***** Working data *****

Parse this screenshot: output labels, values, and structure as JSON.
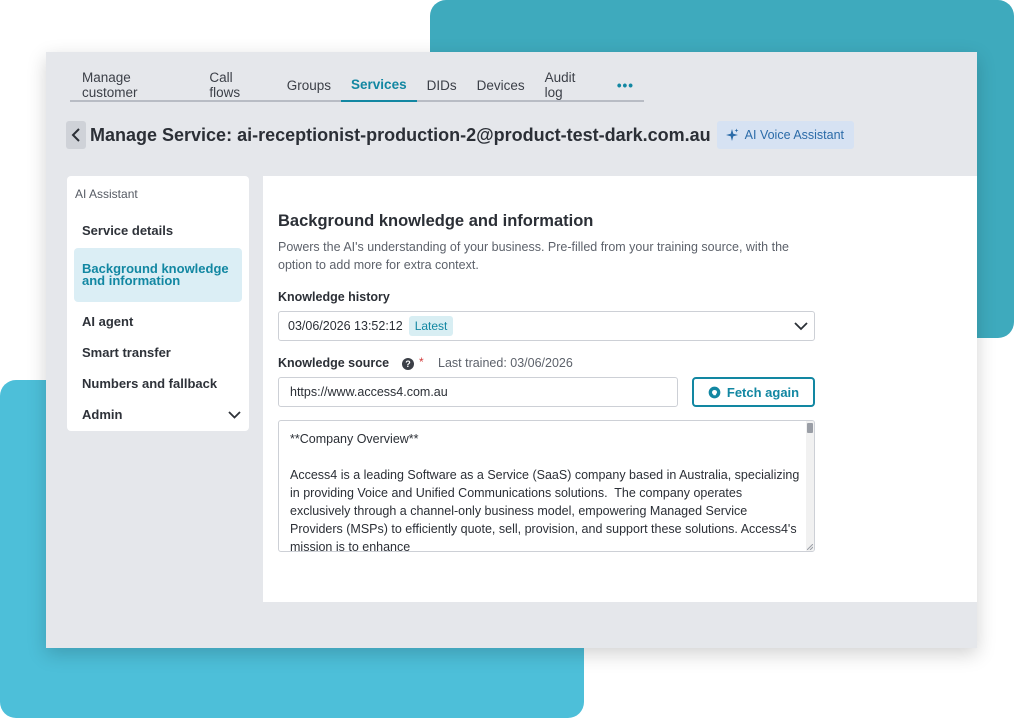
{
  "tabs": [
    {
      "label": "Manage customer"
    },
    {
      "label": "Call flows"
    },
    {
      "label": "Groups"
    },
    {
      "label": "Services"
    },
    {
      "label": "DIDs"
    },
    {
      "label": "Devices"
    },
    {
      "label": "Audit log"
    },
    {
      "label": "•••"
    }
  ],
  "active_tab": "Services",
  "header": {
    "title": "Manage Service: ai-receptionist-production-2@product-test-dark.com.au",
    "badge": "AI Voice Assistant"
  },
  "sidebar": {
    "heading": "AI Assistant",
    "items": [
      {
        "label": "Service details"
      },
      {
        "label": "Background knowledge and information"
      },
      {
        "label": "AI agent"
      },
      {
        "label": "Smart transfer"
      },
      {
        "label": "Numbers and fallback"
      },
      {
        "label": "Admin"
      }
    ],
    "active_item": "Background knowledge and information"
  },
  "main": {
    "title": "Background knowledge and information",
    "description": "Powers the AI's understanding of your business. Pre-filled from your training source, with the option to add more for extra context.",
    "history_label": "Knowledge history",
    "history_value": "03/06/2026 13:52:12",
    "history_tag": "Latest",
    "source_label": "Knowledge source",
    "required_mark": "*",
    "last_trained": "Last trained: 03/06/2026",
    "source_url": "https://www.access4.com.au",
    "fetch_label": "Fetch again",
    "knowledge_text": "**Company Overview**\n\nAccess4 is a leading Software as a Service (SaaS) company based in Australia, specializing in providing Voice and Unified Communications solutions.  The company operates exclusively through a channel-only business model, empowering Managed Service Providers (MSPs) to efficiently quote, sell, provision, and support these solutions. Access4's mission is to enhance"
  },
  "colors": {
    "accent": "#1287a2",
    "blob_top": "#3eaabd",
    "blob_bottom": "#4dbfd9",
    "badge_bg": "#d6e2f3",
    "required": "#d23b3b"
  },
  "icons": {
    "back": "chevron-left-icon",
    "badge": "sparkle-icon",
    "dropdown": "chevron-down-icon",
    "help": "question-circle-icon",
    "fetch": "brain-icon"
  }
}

*****

Exercise directions → Quote the material in full and exactly; do not carry over its pictures.

Answer to this exercise →
Parse this screenshot: output labels, values, and structure as JSON.
{
  "tabs": [
    {
      "label": "Manage customer"
    },
    {
      "label": "Call flows"
    },
    {
      "label": "Groups"
    },
    {
      "label": "Services"
    },
    {
      "label": "DIDs"
    },
    {
      "label": "Devices"
    },
    {
      "label": "Audit log"
    },
    {
      "label": "•••"
    }
  ],
  "active_tab": "Services",
  "header": {
    "title": "Manage Service: ai-receptionist-production-2@product-test-dark.com.au",
    "badge": "AI Voice Assistant"
  },
  "sidebar": {
    "heading": "AI Assistant",
    "items": [
      {
        "label": "Service details"
      },
      {
        "label": "Background knowledge and information"
      },
      {
        "label": "AI agent"
      },
      {
        "label": "Smart transfer"
      },
      {
        "label": "Numbers and fallback"
      },
      {
        "label": "Admin"
      }
    ],
    "active_item": "Background knowledge and information"
  },
  "main": {
    "title": "Background knowledge and information",
    "description": "Powers the AI's understanding of your business. Pre-filled from your training source, with the option to add more for extra context.",
    "history_label": "Knowledge history",
    "history_value": "03/06/2026 13:52:12",
    "history_tag": "Latest",
    "source_label": "Knowledge source",
    "required_mark": "*",
    "last_trained": "Last trained: 03/06/2026",
    "source_url": "https://www.access4.com.au",
    "fetch_label": "Fetch again",
    "knowledge_text": "**Company Overview**\n\nAccess4 is a leading Software as a Service (SaaS) company based in Australia, specializing in providing Voice and Unified Communications solutions.  The company operates exclusively through a channel-only business model, empowering Managed Service Providers (MSPs) to efficiently quote, sell, provision, and support these solutions. Access4's mission is to enhance"
  },
  "colors": {
    "accent": "#1287a2",
    "blob_top": "#3eaabd",
    "blob_bottom": "#4dbfd9",
    "badge_bg": "#d6e2f3",
    "required": "#d23b3b"
  },
  "icons": {
    "back": "chevron-left-icon",
    "badge": "sparkle-icon",
    "dropdown": "chevron-down-icon",
    "help": "question-circle-icon",
    "fetch": "brain-icon"
  }
}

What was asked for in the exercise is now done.